▶ Problems to solve:
(1) Please list every programme in the blog extract on church buildings and consultation that is given with a sum of money, along with its sum.
(2) Pick up the blog extract on church buildings and consultation where it stops and write the next few paragraphs of the consultation piece.

▶ Text extract:
** BEGIN **
Ideas

A blog with ideas above it’s station…

CHURCH BUILDINGS: Opportunity Knocks?

The relationship between a vicar and their church building is complicated.

On the one hand a building presents a great opportunity. The aesthetics of your archetype church building refer to history and presence in a neighbourhood. The church building is part of an ecclesial brand, an important continuity, reassuringly static in a changing world. Of course church buildings change – without expensive upkeep they fall apart. And getting a building refurbished or modernised – or even built, becomes an obvious way of evidencing a priest’s work.

On the other hand the church building is a nuisance. Talk to most clergy and they’ll tell you how the building clogs up their work and the agenda of their Parochial Church Council or elders. Occasionally they’ll snap out of it and wonder how, when their passion, vocation and calling is about people and community, they give over so much to bricks and mortar and role as a pseudo heritage officer.

As soon as an incumbent starts in their parish they’re handed a bunch of keys. Incumbent to the building, keeping it open is a critical measure of success. For most clergy lumbered with a monster building the challenge soon becomes the huge headache and distraction.

I’m interested in inventive ways clergy manage their building – rather than the other way round. All to often it’s the building managing the clergy and their congregation.

I’ve been in Cornwall recently, meeting a vicar set free from managing his building. A trust has been set up to manage a massive rural church building. Independent of the Parochial Church Council and without the local vicar as a board member the PCC and vicar are liberated to focus on their work. And the Trust is enabling those outside the church interested in the building to get involved in overseeing and developing the space.

I sat in on a meeting of the Trust and PCC as they agreed responsibility of everything in the building – who looks after and oversees what? Like a couple deciding who had custody over what, this was in a brilliant exercise in pragmatism – with the PCC prioritising use of space within the building and responsibility only for those items required for a worshiping congregation.

The priest is clearly happy to loose responsibility for the upkeep of the building, while wary of loosing control of their space, outside regular use on a Sunday and occasional meetings and events. It seems like a good deal – isn’t this loss of full editorial rights to a self proclaimed ‘Christian organisation’ a small price to pay?

The devil is in the detail and it’s very early days for the Trust but this new approach raises important questions about a neighbourhood and the population’s relationship with the local church building. What does a phrase like ‘our church’ actually mean to people in and outside of the church? Who is responsible for the public face of the church building? And what are the priorities for small congregations with limited resources?

A church building is a burden and an opportunity. Get it right and opportunity knocks any burden for six!

 

CONSULTATION: Is there a ‘con’ in consultation?

Over the last 20 years an estate I’ve been working on – the largest in Hammersmith and Fulham – has been included in most of the big regeneration and development programmes. Hits include the European Urban programme (£2 million), Single Regeneration Budget (£15 million), White City Opportunity Area programme (£3 million). Latest schemes include ‘Big Local’ involving various small grant and ‘Community Budgets’, pooling statutory funding to help vulnerable families. Alongside are a list of statutory schemes as long as your arm, related to housing, employment, crime and anti-social behaviour and public health.
** END **
▶ Dataset rows:
** BEGIN **
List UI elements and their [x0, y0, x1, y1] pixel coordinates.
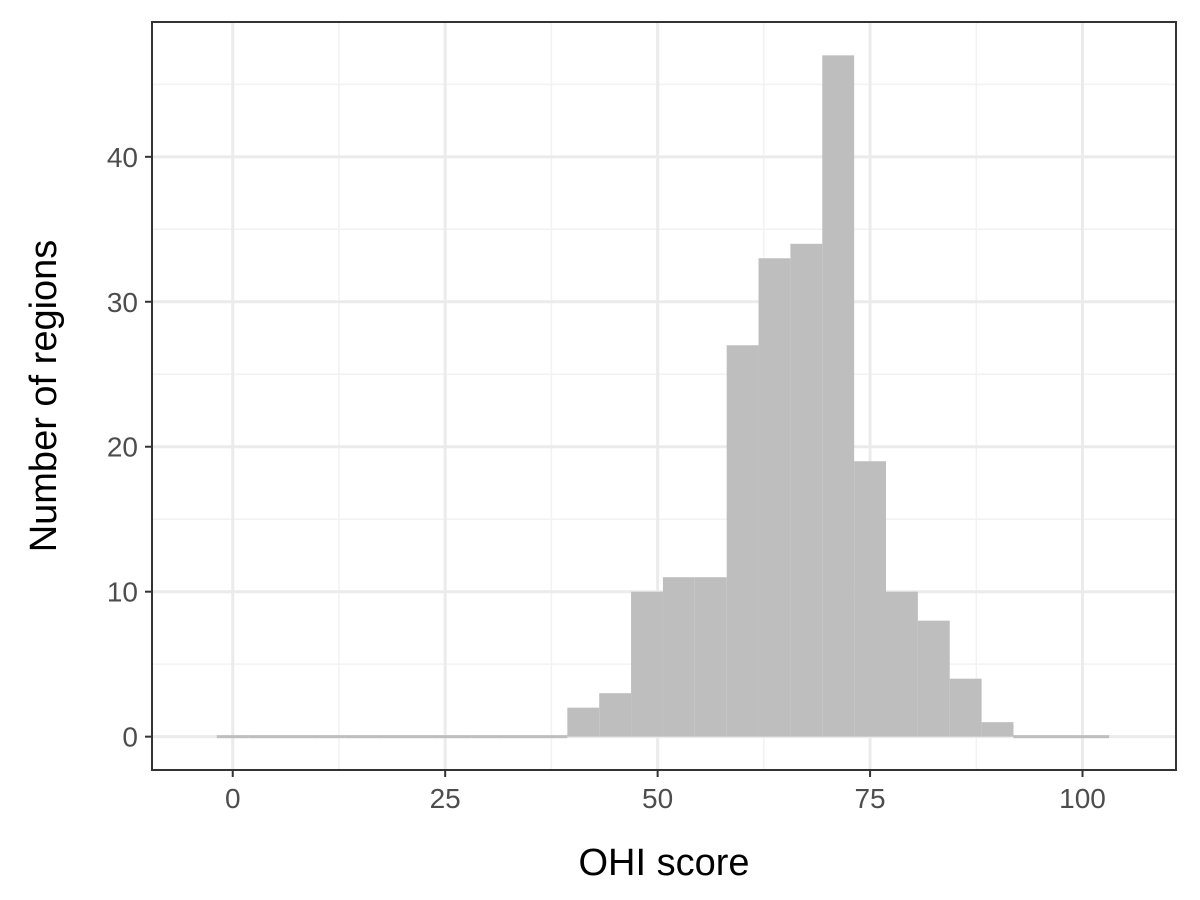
x-axis-ticks: 0 25 50 75 100	[225, 770, 1106, 814]
histogram-bar	[535, 735, 568, 739]
x-tick-label: 25	[430, 783, 461, 814]
x-axis-title: OHI score	[578, 842, 749, 884]
histogram-bar	[790, 243, 823, 737]
histogram-bar	[694, 577, 727, 737]
y-tick-label: 30	[107, 287, 138, 318]
histogram-bar	[376, 735, 408, 739]
x-tick-label: 75	[854, 783, 885, 814]
y-tick-label: 10	[107, 577, 138, 608]
histogram-bar	[726, 345, 759, 737]
x-tick-label: 50	[642, 783, 673, 814]
x-tick-label: 0	[225, 783, 241, 814]
histogram-bar	[471, 735, 504, 739]
histogram-bar	[439, 735, 472, 739]
panel-border	[151, 21, 1177, 771]
y-tick-label: 0	[122, 722, 138, 753]
histogram-bar	[758, 258, 791, 737]
histogram-bar	[344, 735, 377, 739]
x-tick-label: 100	[1059, 783, 1106, 814]
histogram-bar	[248, 735, 281, 739]
y-tick-label: 40	[107, 142, 138, 173]
histogram-bar	[886, 591, 918, 737]
histogram-bar	[917, 620, 950, 737]
histogram-bar	[599, 693, 632, 737]
y-axis-ticks: 0 10 20 30 40	[107, 142, 152, 753]
histogram-bar	[949, 678, 982, 737]
histogram-bar	[408, 735, 440, 739]
histogram-bar	[1045, 735, 1078, 739]
histogram-bar	[1013, 735, 1046, 739]
histogram-bar	[822, 55, 855, 737]
histogram-bars	[216, 55, 1110, 739]
histogram-bar	[503, 735, 536, 739]
histogram-bar	[662, 577, 695, 737]
histogram-bar	[567, 707, 600, 737]
histogram-bar	[312, 735, 345, 739]
histogram-bar	[216, 735, 249, 739]
histogram-bar	[1077, 735, 1110, 739]
histogram-bar	[280, 735, 313, 739]
histogram-bar	[854, 461, 887, 737]
histogram-bar	[631, 591, 663, 737]
y-tick-label: 20	[107, 432, 138, 463]
histogram-bar	[981, 722, 1014, 737]
y-axis-title: Number of regions	[23, 240, 65, 553]
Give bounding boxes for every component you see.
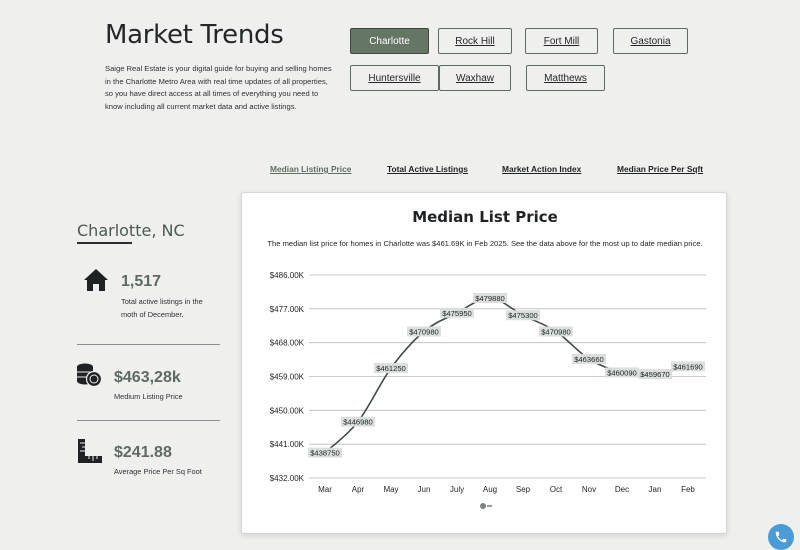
data-label: $438750 (310, 449, 340, 458)
chart-card: Median List Price The median list price … (241, 192, 727, 534)
page-description: Saige Real Estate is your digital guide … (105, 64, 332, 111)
data-label: $446980 (343, 418, 373, 427)
city-button-waxhaw[interactable]: Waxhaw (439, 65, 511, 91)
chart-title: Median List Price (412, 208, 558, 226)
y-tick-label: $486.00K (270, 271, 305, 280)
tab-market-action-index[interactable]: Market Action Index (502, 164, 582, 174)
x-tick-label: Mar (318, 485, 332, 494)
y-tick-label: $450.00K (270, 406, 305, 415)
city-button-rock-hill[interactable]: Rock Hill (438, 28, 512, 54)
stat-median-price-label: Medium Listing Price (114, 392, 183, 401)
data-label-bg (638, 368, 672, 379)
y-tick-label: $459.00K (270, 373, 305, 382)
data-label-bg (539, 326, 573, 337)
data-label: $461250 (376, 364, 406, 373)
data-label-bg (341, 416, 375, 427)
stat-active-listings-value: 1,517 (121, 273, 162, 290)
house-icon (84, 269, 108, 291)
carousel-indicator[interactable] (487, 505, 492, 507)
city-button-gastonia[interactable]: Gastonia (613, 28, 688, 54)
x-tick-label: Dec (615, 485, 629, 494)
data-label: $475300 (508, 311, 538, 320)
city-button-huntersville[interactable]: Huntersville (350, 65, 439, 91)
ruler-icon (78, 439, 102, 463)
x-tick-label: Oct (550, 485, 563, 494)
y-tick-label: $441.00K (270, 440, 305, 449)
x-tick-label: May (383, 485, 398, 494)
city-button-charlotte[interactable]: Charlotte (350, 28, 429, 54)
phone-call-button[interactable] (768, 524, 794, 550)
divider (77, 420, 220, 421)
data-label-bg (407, 326, 441, 337)
divider (77, 344, 220, 345)
data-label: $475950 (442, 309, 472, 318)
line-chart: $432.00K $441.00K $450.00K $459.00K $468.00K… (270, 271, 706, 494)
x-tick-label: Aug (483, 485, 497, 494)
carousel-dot[interactable] (480, 503, 486, 509)
data-label: $459670 (640, 370, 670, 379)
data-label: $470980 (541, 327, 571, 336)
stat-median-price-value: $463,28k (114, 369, 181, 386)
data-label-bg (374, 363, 408, 374)
x-tick-label: Feb (681, 485, 695, 494)
data-label: $479880 (475, 294, 505, 303)
city-name-underline (77, 242, 132, 244)
stat-price-sqft-label: Average Price Per Sq Foot (114, 467, 202, 476)
x-tick-label: July (450, 485, 464, 494)
sidebar-city-name: Charlotte, NC (77, 221, 185, 240)
data-label-bg (671, 361, 705, 372)
y-tick-label: $477.00K (270, 305, 305, 314)
tab-median-price-per-sqft[interactable]: Median Price Per Sqft (617, 164, 704, 174)
city-button-fort-mill[interactable]: Fort Mill (525, 28, 598, 54)
y-tick-label: $432.00K (270, 474, 305, 483)
data-label: $470980 (409, 327, 439, 336)
y-tick-label: $468.00K (270, 339, 305, 348)
chart-subtitle: The median list price for homes in Charl… (267, 239, 703, 248)
data-label-bg (308, 447, 342, 458)
tab-median-listing-price[interactable]: Median Listing Price (270, 164, 352, 174)
data-label: $461690 (673, 362, 703, 371)
tab-total-active-listings[interactable]: Total Active Listings (387, 164, 468, 174)
x-tick-label: Apr (352, 485, 365, 494)
x-tick-label: Jan (649, 485, 662, 494)
stat-active-listings-label: Total active listings in the moth of Dec… (121, 297, 203, 319)
data-label-bg (440, 307, 474, 318)
page-title: Market Trends (105, 20, 284, 50)
data-label-bg (506, 310, 540, 321)
data-label: $460090 (607, 368, 637, 377)
x-tick-label: Jun (418, 485, 431, 494)
city-button-matthews[interactable]: Matthews (526, 65, 605, 91)
data-label: $463660 (574, 355, 604, 364)
data-label-bg (473, 293, 507, 304)
coins-icon (77, 363, 102, 388)
x-tick-label: Sep (516, 485, 531, 494)
data-label-bg (605, 367, 639, 378)
x-tick-label: Nov (582, 485, 596, 494)
phone-icon (775, 531, 787, 543)
data-label-bg (572, 353, 606, 364)
stat-price-sqft-value: $241.88 (114, 444, 172, 461)
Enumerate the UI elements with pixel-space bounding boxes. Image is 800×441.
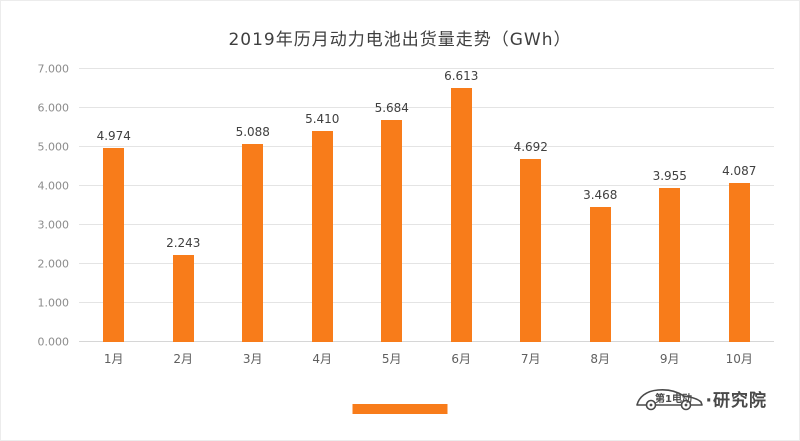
bar bbox=[381, 120, 403, 342]
footer-accent-bar bbox=[352, 404, 448, 414]
gridline bbox=[79, 185, 774, 186]
car-icon: 第1电动 bbox=[635, 389, 703, 411]
y-tick-label: 1.000 bbox=[37, 296, 70, 310]
bar-value-label: 4.692 bbox=[513, 140, 548, 155]
x-tick-label: 4月 bbox=[312, 352, 333, 366]
gridline bbox=[79, 146, 774, 147]
y-tick-label: 4.000 bbox=[37, 179, 70, 193]
bar-value-label: 2.243 bbox=[166, 235, 201, 250]
bar bbox=[450, 88, 472, 342]
brand-logo: 第1电动 ·研究院 bbox=[634, 383, 767, 413]
gridline bbox=[79, 224, 774, 225]
x-tick-label: 10月 bbox=[725, 352, 753, 366]
y-tick-label: 3.000 bbox=[37, 218, 70, 232]
bar-value-label: 4.087 bbox=[722, 163, 757, 178]
bar bbox=[520, 159, 542, 342]
x-axis: 1月 2月 3月 4月 5月 6月 7月 8月 9月 10月 bbox=[79, 350, 774, 367]
bar-group: 3.468 bbox=[566, 69, 636, 342]
x-tick-label: 8月 bbox=[590, 352, 611, 366]
bar-value-label: 4.974 bbox=[96, 129, 131, 144]
bar-group: 5.088 bbox=[218, 69, 288, 342]
bar-group: 4.087 bbox=[705, 69, 775, 342]
bar-group: 3.955 bbox=[635, 69, 705, 342]
bar bbox=[589, 206, 611, 342]
x-tick-label: 1月 bbox=[103, 352, 124, 366]
gridline bbox=[79, 68, 774, 69]
bar-group: 5.410 bbox=[288, 69, 358, 342]
bar-group: 5.684 bbox=[357, 69, 427, 342]
bar-value-label: 5.410 bbox=[305, 112, 340, 127]
gridline bbox=[79, 341, 774, 342]
bar-chart: 0.000 1.000 2.000 3.000 4.000 5.000 6.000 7.000… bbox=[31, 63, 774, 349]
x-tick-label: 3月 bbox=[242, 352, 263, 366]
bar-value-label: 6.613 bbox=[444, 69, 479, 83]
bar bbox=[728, 182, 750, 342]
y-tick-label: 2.000 bbox=[37, 257, 70, 271]
bar-value-label: 5.088 bbox=[235, 124, 270, 139]
y-axis: 0.000 1.000 2.000 3.000 4.000 5.000 6.000 7.000 bbox=[31, 63, 79, 349]
plot-area: 4.974 2.243 5.088 5.410 5.684 6.613 4.692 3.468… bbox=[79, 68, 774, 342]
chart-title: 2019年历月动力电池出货量走势（GWh） bbox=[228, 30, 572, 50]
bar bbox=[311, 131, 333, 342]
bar-group: 2.243 bbox=[149, 69, 219, 342]
x-tick-label: 5月 bbox=[381, 352, 402, 366]
x-tick-label: 9月 bbox=[659, 352, 680, 366]
bar bbox=[242, 143, 264, 342]
y-tick-label: 6.000 bbox=[37, 101, 70, 115]
bar-value-label: 3.468 bbox=[583, 187, 618, 202]
bar-value-label: 5.684 bbox=[374, 101, 409, 116]
bar-group: 6.613 bbox=[427, 69, 497, 342]
logo-car-text: 第1电动 bbox=[655, 392, 692, 405]
bars-container: 4.974 2.243 5.088 5.410 5.684 6.613 4.692 3.468… bbox=[79, 69, 774, 342]
bar-value-label: 3.955 bbox=[652, 168, 687, 183]
x-tick-label: 7月 bbox=[520, 352, 541, 366]
bar bbox=[659, 187, 681, 342]
bar bbox=[172, 254, 194, 342]
bar-group: 4.692 bbox=[496, 69, 566, 342]
x-tick-label: 6月 bbox=[451, 352, 472, 366]
gridline bbox=[79, 302, 774, 303]
gridline bbox=[79, 107, 774, 108]
gridline bbox=[79, 263, 774, 264]
x-tick-label: 2月 bbox=[173, 352, 194, 366]
bar-group: 4.974 bbox=[79, 69, 149, 342]
y-tick-label: 7.000 bbox=[37, 62, 70, 76]
logo-suffix-text: ·研究院 bbox=[705, 390, 767, 411]
bar bbox=[103, 148, 125, 342]
y-tick-label: 5.000 bbox=[37, 140, 70, 154]
y-tick-label: 0.000 bbox=[37, 335, 70, 349]
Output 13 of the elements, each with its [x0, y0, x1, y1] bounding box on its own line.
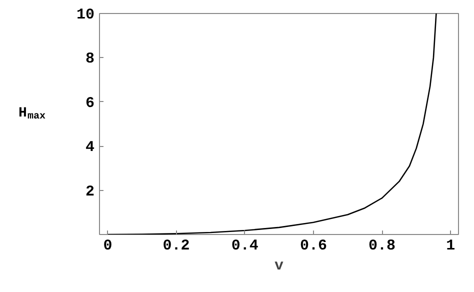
line-series — [107, 14, 437, 234]
x-tick-label: 0.6 — [300, 238, 327, 254]
x-tick-label: 0.8 — [368, 238, 396, 254]
x-tick-label: 0.2 — [162, 238, 190, 254]
x-tick-label: 0.4 — [231, 238, 258, 254]
x-tick-label: 0 — [103, 238, 112, 254]
y-tick-label: 6 — [86, 94, 95, 112]
y-tick-label: 4 — [86, 139, 95, 156]
y-tick-label: 2 — [86, 183, 95, 200]
x-axis-title: v — [274, 258, 284, 274]
x-tick-label: 1 — [446, 238, 456, 254]
y-tick-label: 10 — [76, 6, 95, 24]
y-tick-label: 8 — [86, 50, 95, 68]
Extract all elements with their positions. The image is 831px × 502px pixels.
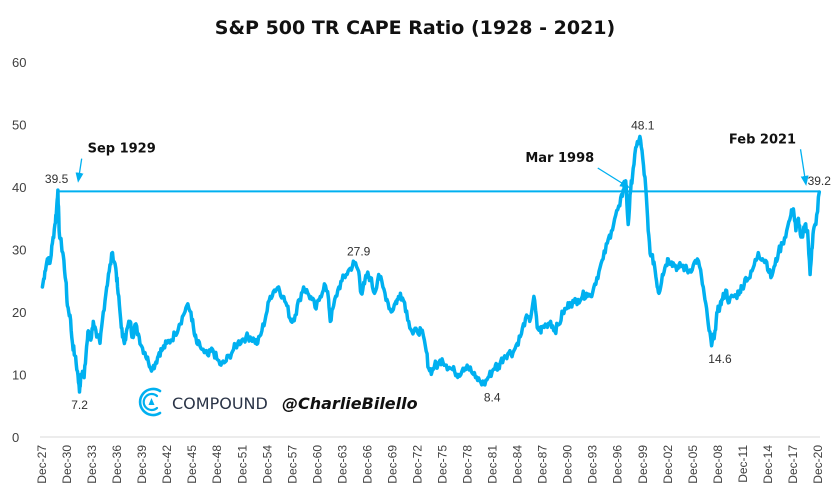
author-handle: @CharlieBilello [282,394,418,413]
x-tick-label: Dec-87 [536,445,550,484]
watermark: COMPOUND @CharlieBilello [138,387,418,417]
x-tick-label: Dec-63 [335,445,349,484]
x-tick-label: Dec-42 [160,445,174,484]
x-tick-label: Dec-27 [35,445,49,484]
x-tick-label: Dec-75 [436,445,450,484]
x-tick-label: Dec-78 [461,445,475,484]
data-label: 48.1 [631,118,655,132]
x-tick-label: Dec-14 [761,445,775,484]
x-tick-label: Dec-51 [235,445,249,484]
x-tick-label: Dec-45 [185,445,199,484]
y-tick-label: 0 [12,430,19,445]
y-tick-label: 50 [12,118,26,133]
annotation-arrow-icon [799,149,809,186]
data-label: 27.9 [347,245,371,259]
x-tick-label: Dec-39 [135,445,149,484]
data-label: 39.5 [45,172,69,186]
data-label: 7.2 [71,398,88,412]
annotation-arrow-icon [597,167,630,189]
y-axis: 0 10 20 30 40 50 60 [12,55,26,445]
x-tick-label: Dec-30 [60,445,74,484]
x-tick-label: Dec-72 [410,445,424,484]
data-label: 14.6 [708,352,732,366]
data-label: 39.2 [808,174,831,188]
chart-title: S&P 500 TR CAPE Ratio (1928 - 2021) [215,17,615,39]
x-tick-label: Dec-57 [285,445,299,484]
x-tick-label: Dec-93 [586,445,600,484]
x-tick-label: Dec-17 [786,445,800,484]
annotation-label: Feb 2021 [729,132,796,147]
x-tick-label: Dec-48 [210,445,224,484]
series-line-cape [40,134,822,394]
x-tick-label: Dec-02 [661,445,675,484]
x-tick-label: Dec-99 [636,445,650,484]
data-labels: 39.5 7.2 27.9 8.4 48.1 14.6 39.2 [45,118,831,412]
x-tick-label: Dec-54 [260,445,274,484]
y-tick-label: 20 [12,305,26,320]
x-axis: Dec-27 Dec-30 Dec-33 Dec-36 Dec-39 Dec-42 Dec-… [35,445,825,484]
annotation-label: Sep 1929 [88,142,156,157]
x-tick-label: Dec-20 [811,445,825,484]
x-tick-label: Dec-60 [310,445,324,484]
annotation-label: Mar 1998 [525,151,594,166]
annotations: Sep 1929 Mar 1998 Feb 2021 [75,132,809,189]
x-tick-label: Dec-08 [711,445,725,484]
x-tick-label: Dec-81 [486,445,500,484]
x-tick-label: Dec-66 [360,445,374,484]
data-label: 8.4 [484,391,501,405]
annotation-arrow-icon [75,158,84,183]
compound-logo-icon [138,387,162,417]
x-tick-label: Dec-90 [561,445,575,484]
x-tick-label: Dec-05 [686,445,700,484]
y-tick-label: 60 [12,55,26,70]
y-tick-label: 40 [12,180,26,195]
x-tick-label: Dec-33 [85,445,99,484]
x-tick-label: Dec-36 [110,445,124,484]
x-tick-label: Dec-84 [511,445,525,484]
y-tick-label: 10 [12,368,26,383]
y-tick-label: 30 [12,243,26,258]
brand-name: COMPOUND [172,394,268,413]
x-tick-label: Dec-69 [385,445,399,484]
x-tick-label: Dec-11 [736,445,750,483]
x-tick-label: Dec-96 [611,445,625,484]
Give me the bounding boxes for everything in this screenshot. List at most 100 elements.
** END **
▶ Answers in order:
(1)
- European Urban programme: £2 million
- Single Regeneration Budget: £15 million
- White City Opportunity Area programme: £3 million

(2)
Consultation – the process by which the public’s input on matters affecting them is sought – has been a precursor in the delivery of all the above schemes. That’s a lot of talking.

Consultations raise various challenges.

“People have been consulted to death…”

With estates the target for numerous initiatives, charity workers, teachers and community workers agree with residents that people are ‘talked out’. People are hungry for action and change. Consultation is ‘all talk’.

“Are you asking everyone?”

Here all kinds of tricks and tactics had been attempted, using budget to set up community radio and festivals, while infiltrating clubs and organisations. All good if you have funding and a budget.

Don’t miss out what’s under your nose – the local marketplace. Here, it was the parade of shops – the centre of the community.

Newsagents and grocers have a huge footfall. An estate I once surveyed, invited residents to return completed consultation forms to the local supermarket, the completed form became a £1 off discount coupon in the local grocers. The survey received 45% return rate – really good!

“We thought they would listen…”

Consultation creates expectations amongst participants. This can generate disappointment and resentment when outcomes don’t turn out as anticipated. How do you manage expectation?

“They don’t ask around. They don’t pull out whatever report was done…”

Staff turnover in local authority departments generates an ‘institutional amnesia’, and the ‘forgetting’ of key papers, documents, reports and findings from even recent consultations. This doesn’t instil confidence in local government.

“There is massive overlap between council departments… they’re in competition!”

Councils commission or re-commission consultation, inadvertently duplicating work going on in another department down the corridor. On the ground this uncoordinated approach generates perceptions the local authority is unaware of work its doing. This generates a type of ‘institutional dementia’, where consultation findings are lost, ignored or impossible to retrieve.

“How will the consultation be independent and reflect the views of the public?”

Private contractor on behalf of H&F. This generates questions about a conflict of interest of those undertaking research, and the integrity of the consultation findings. “The council trust them to deliver a consultation that reflects the breadth of opinion – rather than highlight any agenda. It’s hard not to question the integrity here though.”

Over consulted and skeptical

Consultations here are typically perceived as thorough and well delivered. It is the follow on, the follow up and what happens to the findings once a consultation is completed that generates concern.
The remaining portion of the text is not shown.